== Provided text ==
Music is a proper way of putting everything on the table at once, of expressing yourself stronger than you can with words only. Through music we have an efficient opportunity to formulate all the answers we need. It is a truly human voice. We also make music because it’s a wonderful way to have fun and pass time with your friends.

How do you feel about the response to Seek Warmer Climes? Did people react as you hoped?

We didn’t really think of how people would react to the record. When you create music you think for yourself primarily, and the opinion of your surroundings doesn’t matter. Criticism in one way or the other, heckling or applauding, is not mandatory for us to continue creating. It will always be there, but it is important to stay focused on what you want and not what someone else expects of you.

In the “13 Torches for a Burn” mini-documentary the tone of the bands blend together until Lower comes on. It’s gloomy, and then there you are upbeat and singing inspirational lyrics about making a better life. Is this direction an attempt to stand out or just something you’ve naturally grown into?
===
* _Given request 1_:
Besides self-expression, what other reason for making music does the interview excerpt give?
The interview excerpt and the entries that come next have no connection to each other.
== Exercise materials ==
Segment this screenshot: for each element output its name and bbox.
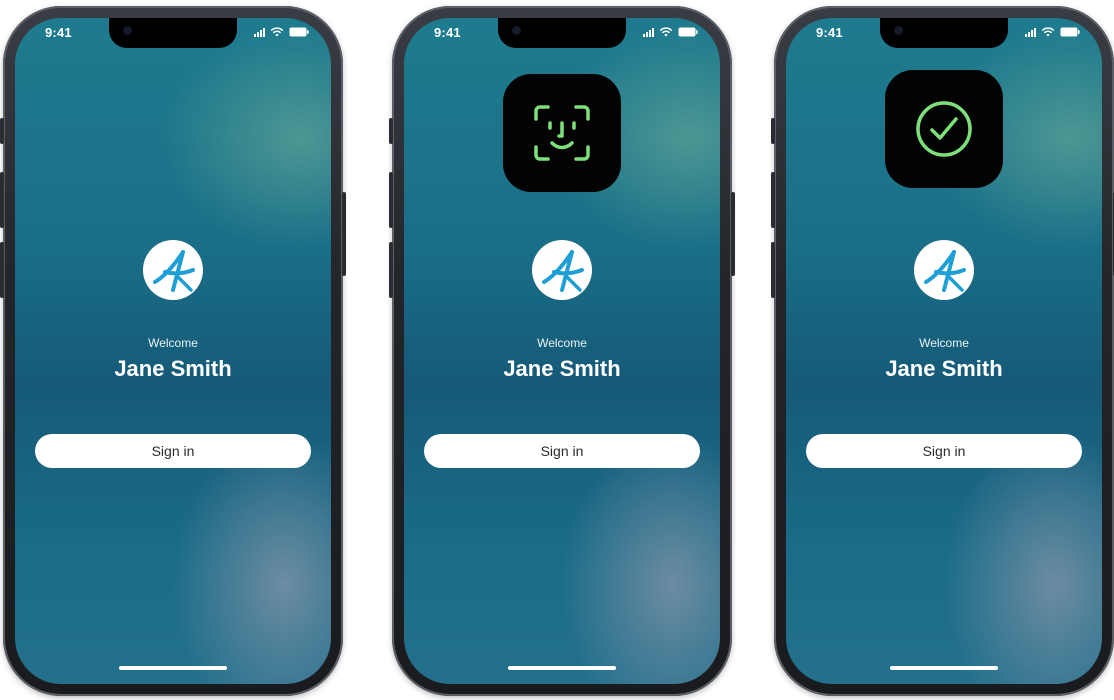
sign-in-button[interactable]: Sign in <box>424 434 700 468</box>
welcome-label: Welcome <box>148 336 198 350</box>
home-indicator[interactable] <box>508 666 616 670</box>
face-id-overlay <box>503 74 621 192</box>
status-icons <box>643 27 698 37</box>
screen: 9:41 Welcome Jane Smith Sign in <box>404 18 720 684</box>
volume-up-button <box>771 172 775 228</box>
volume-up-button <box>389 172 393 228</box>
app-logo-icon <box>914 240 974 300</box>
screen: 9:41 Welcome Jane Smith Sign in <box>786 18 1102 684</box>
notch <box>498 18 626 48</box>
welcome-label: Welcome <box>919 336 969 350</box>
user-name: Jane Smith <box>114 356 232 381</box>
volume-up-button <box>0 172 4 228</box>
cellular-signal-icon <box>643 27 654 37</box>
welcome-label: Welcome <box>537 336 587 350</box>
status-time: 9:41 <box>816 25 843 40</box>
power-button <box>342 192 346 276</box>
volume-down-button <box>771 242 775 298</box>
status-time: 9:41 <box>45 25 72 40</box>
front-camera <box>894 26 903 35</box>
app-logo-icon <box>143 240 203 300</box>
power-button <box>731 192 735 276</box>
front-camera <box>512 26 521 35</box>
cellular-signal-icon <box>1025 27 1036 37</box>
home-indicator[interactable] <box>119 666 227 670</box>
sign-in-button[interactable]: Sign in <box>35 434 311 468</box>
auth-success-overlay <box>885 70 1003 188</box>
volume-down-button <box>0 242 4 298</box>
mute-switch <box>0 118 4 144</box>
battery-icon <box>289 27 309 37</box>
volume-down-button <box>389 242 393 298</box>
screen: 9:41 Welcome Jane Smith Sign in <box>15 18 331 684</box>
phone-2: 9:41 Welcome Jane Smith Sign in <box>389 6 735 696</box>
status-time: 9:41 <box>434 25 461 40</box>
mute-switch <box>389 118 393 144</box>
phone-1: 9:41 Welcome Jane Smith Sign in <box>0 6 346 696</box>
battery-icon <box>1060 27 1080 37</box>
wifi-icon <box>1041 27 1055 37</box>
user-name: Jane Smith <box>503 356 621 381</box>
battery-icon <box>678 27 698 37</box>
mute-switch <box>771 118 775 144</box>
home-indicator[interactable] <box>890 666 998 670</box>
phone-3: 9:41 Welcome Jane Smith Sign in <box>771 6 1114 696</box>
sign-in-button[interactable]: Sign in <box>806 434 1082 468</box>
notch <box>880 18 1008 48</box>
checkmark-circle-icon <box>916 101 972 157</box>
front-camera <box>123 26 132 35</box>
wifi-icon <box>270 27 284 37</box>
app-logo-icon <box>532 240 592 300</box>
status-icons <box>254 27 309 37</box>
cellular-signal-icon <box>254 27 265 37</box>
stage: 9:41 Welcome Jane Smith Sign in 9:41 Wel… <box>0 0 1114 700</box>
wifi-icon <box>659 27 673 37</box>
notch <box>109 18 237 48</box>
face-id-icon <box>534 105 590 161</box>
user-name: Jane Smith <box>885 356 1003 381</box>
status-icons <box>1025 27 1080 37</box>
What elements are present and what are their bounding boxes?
===
== Exercise materials ==
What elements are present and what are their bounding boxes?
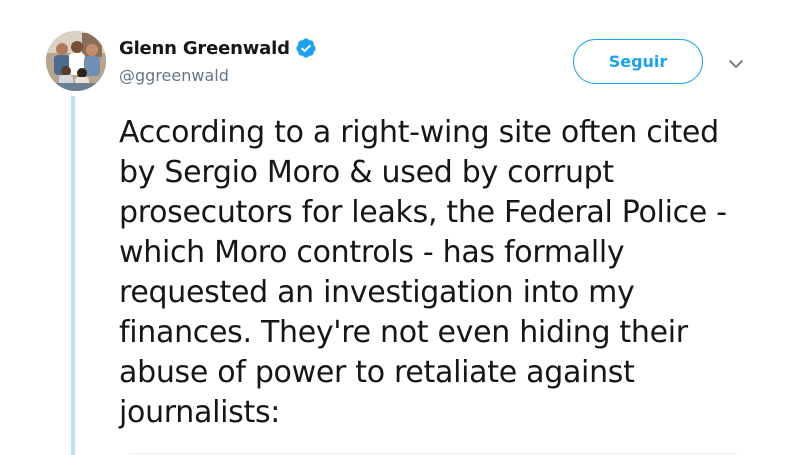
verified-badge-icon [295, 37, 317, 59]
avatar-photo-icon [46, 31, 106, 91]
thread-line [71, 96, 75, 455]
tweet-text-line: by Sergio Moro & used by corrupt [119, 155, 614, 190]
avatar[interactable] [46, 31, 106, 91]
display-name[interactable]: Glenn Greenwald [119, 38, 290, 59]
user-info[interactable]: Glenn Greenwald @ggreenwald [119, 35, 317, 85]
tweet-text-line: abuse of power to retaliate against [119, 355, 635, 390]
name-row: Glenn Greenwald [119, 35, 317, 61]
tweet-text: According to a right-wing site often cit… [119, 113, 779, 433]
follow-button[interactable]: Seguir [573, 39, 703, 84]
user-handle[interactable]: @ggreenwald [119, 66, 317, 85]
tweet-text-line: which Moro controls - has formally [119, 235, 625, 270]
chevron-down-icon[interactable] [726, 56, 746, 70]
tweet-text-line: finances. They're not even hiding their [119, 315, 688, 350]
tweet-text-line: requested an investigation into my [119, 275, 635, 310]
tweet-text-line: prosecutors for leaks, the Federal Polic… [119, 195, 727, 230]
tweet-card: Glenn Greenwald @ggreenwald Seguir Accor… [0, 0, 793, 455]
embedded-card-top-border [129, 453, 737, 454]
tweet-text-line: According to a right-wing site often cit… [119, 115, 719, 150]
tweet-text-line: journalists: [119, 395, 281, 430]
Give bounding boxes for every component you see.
===
* _Given request 2_:
Transcribe everything in the entries from the line containing "verified-badge-icon [295, 37, 317, 59]" down to the line containing "embedded-card-top-border [129, 453, 737, 454]", including both of those lines.

* _Task solution 1_:
It's a wonderful way to have fun and pass time with your friends.

* _Task solution 2_:
verified-badge-icon [295, 37, 317, 59]
avatar-photo-icon [46, 31, 106, 91]
thread-line [71, 96, 75, 455]
tweet-text-line: by Sergio Moro & used by corrupt [119, 155, 614, 190]
avatar[interactable] [46, 31, 106, 91]
display-name[interactable]: Glenn Greenwald [119, 38, 290, 59]
user-info[interactable]: Glenn Greenwald @ggreenwald [119, 35, 317, 85]
tweet-text-line: abuse of power to retaliate against [119, 355, 635, 390]
name-row: Glenn Greenwald [119, 35, 317, 61]
tweet-text: According to a right-wing site often cit… [119, 113, 779, 433]
follow-button[interactable]: Seguir [573, 39, 703, 84]
user-handle[interactable]: @ggreenwald [119, 66, 317, 85]
tweet-text-line: which Moro controls - has formally [119, 235, 625, 270]
chevron-down-icon[interactable] [726, 56, 746, 70]
tweet-text-line: finances. They're not even hiding their [119, 315, 688, 350]
tweet-text-line: requested an investigation into my [119, 275, 635, 310]
tweet-text-line: prosecutors for leaks, the Federal Polic… [119, 195, 727, 230]
tweet-card: Glenn Greenwald @ggreenwald Seguir Accor… [0, 0, 793, 455]
embedded-card-top-border [129, 453, 737, 454]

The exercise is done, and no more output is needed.